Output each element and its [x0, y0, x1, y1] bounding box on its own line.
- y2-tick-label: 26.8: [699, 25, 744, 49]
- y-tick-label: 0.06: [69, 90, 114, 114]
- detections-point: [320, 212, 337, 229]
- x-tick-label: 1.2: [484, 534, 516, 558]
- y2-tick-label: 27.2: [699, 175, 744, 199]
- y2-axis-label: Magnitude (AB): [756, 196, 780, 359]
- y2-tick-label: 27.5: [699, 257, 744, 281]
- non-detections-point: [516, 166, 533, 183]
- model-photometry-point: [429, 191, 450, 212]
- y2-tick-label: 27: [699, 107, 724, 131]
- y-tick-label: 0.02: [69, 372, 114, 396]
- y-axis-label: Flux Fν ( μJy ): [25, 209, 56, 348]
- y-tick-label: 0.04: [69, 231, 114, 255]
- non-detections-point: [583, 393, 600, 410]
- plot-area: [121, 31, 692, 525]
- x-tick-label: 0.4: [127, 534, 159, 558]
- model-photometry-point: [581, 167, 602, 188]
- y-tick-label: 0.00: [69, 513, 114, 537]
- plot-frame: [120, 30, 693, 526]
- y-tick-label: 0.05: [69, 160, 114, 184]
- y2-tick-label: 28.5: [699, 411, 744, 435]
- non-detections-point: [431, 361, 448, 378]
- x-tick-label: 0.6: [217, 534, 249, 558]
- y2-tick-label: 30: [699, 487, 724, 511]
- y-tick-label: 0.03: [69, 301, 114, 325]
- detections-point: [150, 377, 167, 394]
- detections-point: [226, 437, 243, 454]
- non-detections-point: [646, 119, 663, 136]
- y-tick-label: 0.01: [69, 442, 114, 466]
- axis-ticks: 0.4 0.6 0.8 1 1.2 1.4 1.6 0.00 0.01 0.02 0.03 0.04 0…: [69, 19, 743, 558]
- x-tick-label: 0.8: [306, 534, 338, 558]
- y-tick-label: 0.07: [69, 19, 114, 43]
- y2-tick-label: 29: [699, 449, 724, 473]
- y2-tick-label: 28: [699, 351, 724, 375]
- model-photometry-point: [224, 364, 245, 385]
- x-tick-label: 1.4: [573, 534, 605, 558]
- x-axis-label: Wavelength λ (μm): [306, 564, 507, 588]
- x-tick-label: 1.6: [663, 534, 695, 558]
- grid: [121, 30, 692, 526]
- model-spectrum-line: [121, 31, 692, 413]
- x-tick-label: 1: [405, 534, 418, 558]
----
Reproduce the listing above verbatim, keeping every line unchanged and in its original order.

Output each element and its [x0, y0, x1, y1] bounding box on its own line.
- y2-tick-label: 26.8: [699, 25, 744, 49]
- y-tick-label: 0.06: [69, 90, 114, 114]
- detections-point: [320, 212, 337, 229]
- x-tick-label: 1.2: [484, 534, 516, 558]
- y2-tick-label: 27.2: [699, 175, 744, 199]
- y2-axis-label: Magnitude (AB): [756, 196, 780, 359]
- y2-tick-label: 27.5: [699, 257, 744, 281]
- non-detections-point: [516, 166, 533, 183]
- model-photometry-point: [429, 191, 450, 212]
- y2-tick-label: 27: [699, 107, 724, 131]
- y-tick-label: 0.02: [69, 372, 114, 396]
- y-axis-label: Flux Fν ( μJy ): [25, 209, 56, 348]
- y-tick-label: 0.04: [69, 231, 114, 255]
- non-detections-point: [583, 393, 600, 410]
- plot-area: [121, 31, 692, 525]
- x-tick-label: 0.4: [127, 534, 159, 558]
- model-photometry-point: [581, 167, 602, 188]
- y-tick-label: 0.00: [69, 513, 114, 537]
- plot-frame: [120, 30, 693, 526]
- y-tick-label: 0.05: [69, 160, 114, 184]
- y2-tick-label: 28.5: [699, 411, 744, 435]
- non-detections-point: [431, 361, 448, 378]
- x-tick-label: 0.6: [217, 534, 249, 558]
- y2-tick-label: 30: [699, 487, 724, 511]
- y-tick-label: 0.03: [69, 301, 114, 325]
- detections-point: [150, 377, 167, 394]
- detections-point: [226, 437, 243, 454]
- non-detections-point: [646, 119, 663, 136]
- y-tick-label: 0.01: [69, 442, 114, 466]
- axis-ticks: 0.4 0.6 0.8 1 1.2 1.4 1.6 0.00 0.01 0.02 0.03 0.04 0…: [69, 19, 743, 558]
- x-tick-label: 0.8: [306, 534, 338, 558]
- y-tick-label: 0.07: [69, 19, 114, 43]
- y2-tick-label: 29: [699, 449, 724, 473]
- y2-tick-label: 28: [699, 351, 724, 375]
- model-photometry-point: [224, 364, 245, 385]
- x-tick-label: 1.4: [573, 534, 605, 558]
- x-axis-label: Wavelength λ (μm): [306, 564, 507, 588]
- x-tick-label: 1.6: [663, 534, 695, 558]
- grid: [121, 30, 692, 526]
- model-spectrum-line: [121, 31, 692, 413]
- x-tick-label: 1: [405, 534, 418, 558]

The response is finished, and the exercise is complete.